Set problem –
For each line of the data below that holds "title", copy the line.

Exercise input –
-------------------------
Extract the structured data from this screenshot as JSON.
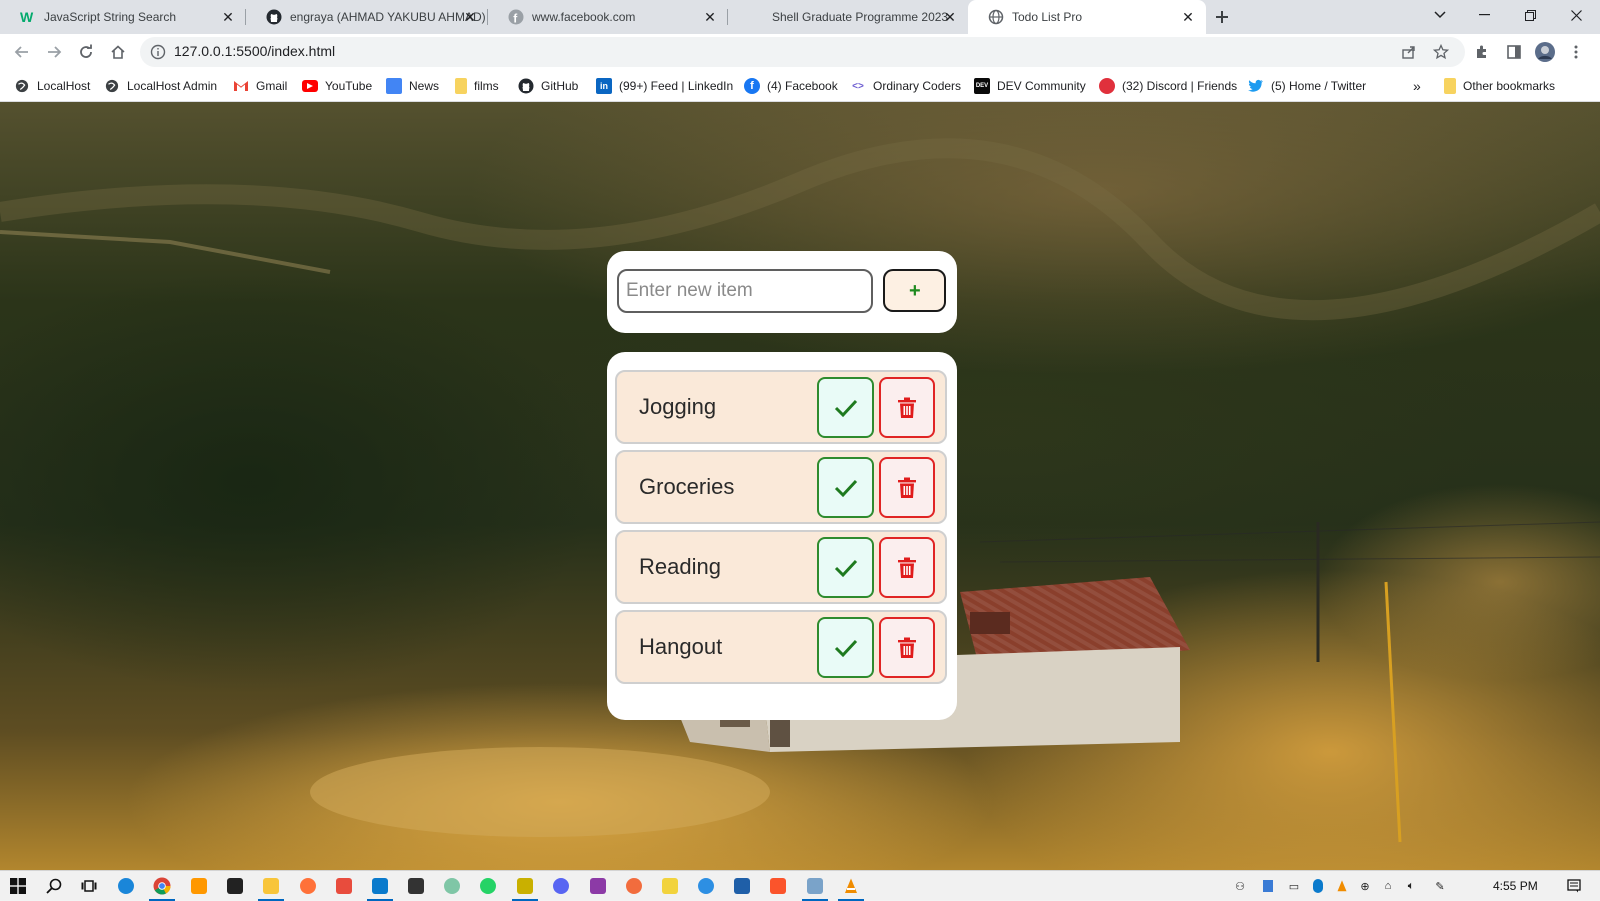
{
  "browser": {
    "tabs": [
      {
        "title": "JavaScript String Search",
        "icon": "w3schools-icon"
      },
      {
        "title": "engraya (AHMAD YAKUBU AHMAD)",
        "icon": "github-icon"
      },
      {
        "title": "www.facebook.com",
        "icon": "facebook-icon"
      },
      {
        "title": "Shell Graduate Programme 2023",
        "icon": "shell-icon"
      },
      {
        "title": "Todo List Pro",
        "icon": "globe-icon",
        "active": true
      }
    ],
    "url": "127.0.0.1:5500/index.html",
    "bookmarks": [
      {
        "label": "LocalHost",
        "icon": "globe-icon"
      },
      {
        "label": "LocalHost Admin",
        "icon": "globe-icon"
      },
      {
        "label": "Gmail",
        "icon": "gmail-icon"
      },
      {
        "label": "YouTube",
        "icon": "youtube-icon"
      },
      {
        "label": "News",
        "icon": "news-icon"
      },
      {
        "label": "films",
        "icon": "folder-icon"
      },
      {
        "label": "GitHub",
        "icon": "github-icon"
      },
      {
        "label": "(99+) Feed | LinkedIn",
        "icon": "linkedin-icon"
      },
      {
        "label": "(4) Facebook",
        "icon": "facebook-icon"
      },
      {
        "label": "Ordinary Coders",
        "icon": "code-icon"
      },
      {
        "label": "DEV Community",
        "icon": "dev-icon"
      },
      {
        "label": "(32) Discord | Friends",
        "icon": "discord-icon"
      },
      {
        "label": "(5) Home / Twitter",
        "icon": "twitter-icon"
      }
    ],
    "other_bookmarks": "Other bookmarks",
    "more_bookmarks": "»"
  },
  "todo": {
    "input_placeholder": "Enter new item",
    "add_label": "+",
    "items": [
      "Jogging",
      "Groceries",
      "Reading",
      "Hangout"
    ]
  },
  "taskbar": {
    "time": "4:55 PM"
  },
  "colors": {
    "check_green": "#2e8b2e",
    "delete_red": "#e02424",
    "row_bg": "#fae9d9"
  }
}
-------------------------
The completed task –
        "title": "JavaScript String Search",
        "title": "engraya (AHMAD YAKUBU AHMAD)",
        "title": "www.facebook.com",
        "title": "Shell Graduate Programme 2023",
        "title": "Todo List Pro",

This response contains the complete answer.